■ EXERCISE INSTRUCTIONS: Please list all lines of the material below in which the string "gmail" occurs.

START

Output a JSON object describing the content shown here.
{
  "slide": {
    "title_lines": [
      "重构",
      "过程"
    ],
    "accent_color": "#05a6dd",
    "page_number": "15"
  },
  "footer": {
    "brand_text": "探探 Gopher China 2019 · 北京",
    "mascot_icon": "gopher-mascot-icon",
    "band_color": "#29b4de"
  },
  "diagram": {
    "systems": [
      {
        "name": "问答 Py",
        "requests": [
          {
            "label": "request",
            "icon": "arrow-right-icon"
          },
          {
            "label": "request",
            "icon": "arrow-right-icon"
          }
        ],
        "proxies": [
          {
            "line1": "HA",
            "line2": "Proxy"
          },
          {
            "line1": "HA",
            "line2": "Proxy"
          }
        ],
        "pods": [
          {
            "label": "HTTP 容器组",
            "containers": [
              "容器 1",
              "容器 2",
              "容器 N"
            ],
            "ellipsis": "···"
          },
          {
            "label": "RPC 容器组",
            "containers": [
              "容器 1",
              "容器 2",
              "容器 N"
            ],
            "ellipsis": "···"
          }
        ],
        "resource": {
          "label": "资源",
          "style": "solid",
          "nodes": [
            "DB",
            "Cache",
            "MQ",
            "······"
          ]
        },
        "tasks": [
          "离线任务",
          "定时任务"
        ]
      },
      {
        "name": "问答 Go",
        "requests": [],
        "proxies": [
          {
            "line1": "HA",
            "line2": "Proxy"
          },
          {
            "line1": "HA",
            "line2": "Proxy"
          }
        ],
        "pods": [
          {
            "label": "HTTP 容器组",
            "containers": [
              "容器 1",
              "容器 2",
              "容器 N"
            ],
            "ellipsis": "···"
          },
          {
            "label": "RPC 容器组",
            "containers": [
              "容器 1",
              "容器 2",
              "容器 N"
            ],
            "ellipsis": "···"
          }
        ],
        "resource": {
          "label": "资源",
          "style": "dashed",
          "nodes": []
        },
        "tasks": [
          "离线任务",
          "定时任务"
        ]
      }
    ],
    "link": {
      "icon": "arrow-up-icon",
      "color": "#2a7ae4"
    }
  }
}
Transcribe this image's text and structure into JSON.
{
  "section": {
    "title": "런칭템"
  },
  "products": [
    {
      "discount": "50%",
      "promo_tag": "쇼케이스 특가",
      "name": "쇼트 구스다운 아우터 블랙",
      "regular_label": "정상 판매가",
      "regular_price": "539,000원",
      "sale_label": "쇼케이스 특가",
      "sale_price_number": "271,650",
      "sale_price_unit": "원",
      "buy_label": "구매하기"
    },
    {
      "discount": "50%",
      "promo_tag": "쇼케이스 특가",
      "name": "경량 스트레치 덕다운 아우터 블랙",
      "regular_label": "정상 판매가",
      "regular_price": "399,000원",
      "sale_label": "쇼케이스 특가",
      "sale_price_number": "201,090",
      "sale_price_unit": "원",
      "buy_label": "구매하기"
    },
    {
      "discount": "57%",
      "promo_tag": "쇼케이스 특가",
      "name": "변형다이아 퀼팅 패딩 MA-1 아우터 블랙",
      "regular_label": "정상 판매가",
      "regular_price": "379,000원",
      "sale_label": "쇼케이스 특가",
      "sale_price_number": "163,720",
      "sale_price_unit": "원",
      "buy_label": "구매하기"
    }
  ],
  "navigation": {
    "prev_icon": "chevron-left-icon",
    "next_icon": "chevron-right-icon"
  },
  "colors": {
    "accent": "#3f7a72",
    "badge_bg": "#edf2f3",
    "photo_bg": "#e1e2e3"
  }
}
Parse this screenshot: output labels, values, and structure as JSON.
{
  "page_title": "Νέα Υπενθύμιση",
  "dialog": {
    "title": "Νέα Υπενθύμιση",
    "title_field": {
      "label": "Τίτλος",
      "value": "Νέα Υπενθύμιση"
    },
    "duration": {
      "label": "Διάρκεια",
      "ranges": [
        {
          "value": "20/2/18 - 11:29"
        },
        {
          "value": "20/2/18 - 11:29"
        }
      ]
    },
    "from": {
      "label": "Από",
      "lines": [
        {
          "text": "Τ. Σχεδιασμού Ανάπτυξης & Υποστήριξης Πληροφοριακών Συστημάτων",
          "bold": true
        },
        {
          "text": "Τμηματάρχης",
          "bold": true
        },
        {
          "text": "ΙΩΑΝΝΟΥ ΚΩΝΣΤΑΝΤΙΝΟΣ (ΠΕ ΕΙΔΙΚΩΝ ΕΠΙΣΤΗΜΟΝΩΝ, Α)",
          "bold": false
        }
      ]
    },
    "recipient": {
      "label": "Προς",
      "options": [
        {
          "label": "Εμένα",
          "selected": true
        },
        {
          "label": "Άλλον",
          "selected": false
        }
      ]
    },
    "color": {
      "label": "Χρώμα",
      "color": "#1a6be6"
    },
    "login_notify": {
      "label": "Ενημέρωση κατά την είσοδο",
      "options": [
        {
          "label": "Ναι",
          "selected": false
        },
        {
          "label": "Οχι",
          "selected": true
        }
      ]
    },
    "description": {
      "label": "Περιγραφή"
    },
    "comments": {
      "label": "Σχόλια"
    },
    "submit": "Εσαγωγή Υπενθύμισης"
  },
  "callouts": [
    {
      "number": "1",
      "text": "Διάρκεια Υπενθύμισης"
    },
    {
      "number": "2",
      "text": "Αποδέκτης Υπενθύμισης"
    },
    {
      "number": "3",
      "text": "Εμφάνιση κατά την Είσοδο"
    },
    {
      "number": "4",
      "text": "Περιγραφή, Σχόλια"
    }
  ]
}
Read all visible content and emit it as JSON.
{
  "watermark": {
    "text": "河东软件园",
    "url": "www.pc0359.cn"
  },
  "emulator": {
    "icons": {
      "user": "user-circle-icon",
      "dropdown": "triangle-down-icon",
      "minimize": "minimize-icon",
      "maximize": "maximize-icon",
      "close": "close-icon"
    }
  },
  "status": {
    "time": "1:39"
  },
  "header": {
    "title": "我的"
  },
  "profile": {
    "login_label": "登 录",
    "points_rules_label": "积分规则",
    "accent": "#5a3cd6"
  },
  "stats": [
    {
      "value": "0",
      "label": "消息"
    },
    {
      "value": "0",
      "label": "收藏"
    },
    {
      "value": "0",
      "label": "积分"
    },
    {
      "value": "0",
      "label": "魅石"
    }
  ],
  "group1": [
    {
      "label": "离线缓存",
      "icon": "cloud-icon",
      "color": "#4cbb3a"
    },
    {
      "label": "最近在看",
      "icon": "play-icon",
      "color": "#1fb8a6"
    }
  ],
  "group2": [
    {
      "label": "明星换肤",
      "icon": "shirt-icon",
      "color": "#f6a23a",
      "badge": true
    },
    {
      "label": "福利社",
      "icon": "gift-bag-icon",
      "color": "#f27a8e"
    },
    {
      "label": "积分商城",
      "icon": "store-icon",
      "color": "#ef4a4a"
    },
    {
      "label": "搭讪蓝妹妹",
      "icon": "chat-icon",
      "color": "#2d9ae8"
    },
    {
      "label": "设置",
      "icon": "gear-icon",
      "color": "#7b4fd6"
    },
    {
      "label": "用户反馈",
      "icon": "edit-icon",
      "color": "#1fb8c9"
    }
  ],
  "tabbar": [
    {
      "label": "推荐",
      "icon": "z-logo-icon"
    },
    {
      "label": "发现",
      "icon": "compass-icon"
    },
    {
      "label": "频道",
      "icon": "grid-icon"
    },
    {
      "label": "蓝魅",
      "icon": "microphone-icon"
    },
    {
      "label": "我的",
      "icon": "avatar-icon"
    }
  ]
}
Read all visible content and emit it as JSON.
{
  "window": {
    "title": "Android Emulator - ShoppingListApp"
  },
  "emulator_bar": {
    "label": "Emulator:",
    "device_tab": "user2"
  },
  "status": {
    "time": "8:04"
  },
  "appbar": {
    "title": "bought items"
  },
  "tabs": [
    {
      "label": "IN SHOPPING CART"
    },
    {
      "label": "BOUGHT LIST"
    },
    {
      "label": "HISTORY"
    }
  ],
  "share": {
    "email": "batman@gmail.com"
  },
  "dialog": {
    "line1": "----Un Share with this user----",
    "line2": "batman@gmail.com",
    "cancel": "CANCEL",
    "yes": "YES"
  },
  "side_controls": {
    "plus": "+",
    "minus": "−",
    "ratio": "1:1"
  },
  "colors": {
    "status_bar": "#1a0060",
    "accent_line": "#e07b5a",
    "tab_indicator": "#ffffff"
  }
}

END

■ FULL SOLUTION:
    "email": "batman@gmail.com"
    "line2": "batman@gmail.com",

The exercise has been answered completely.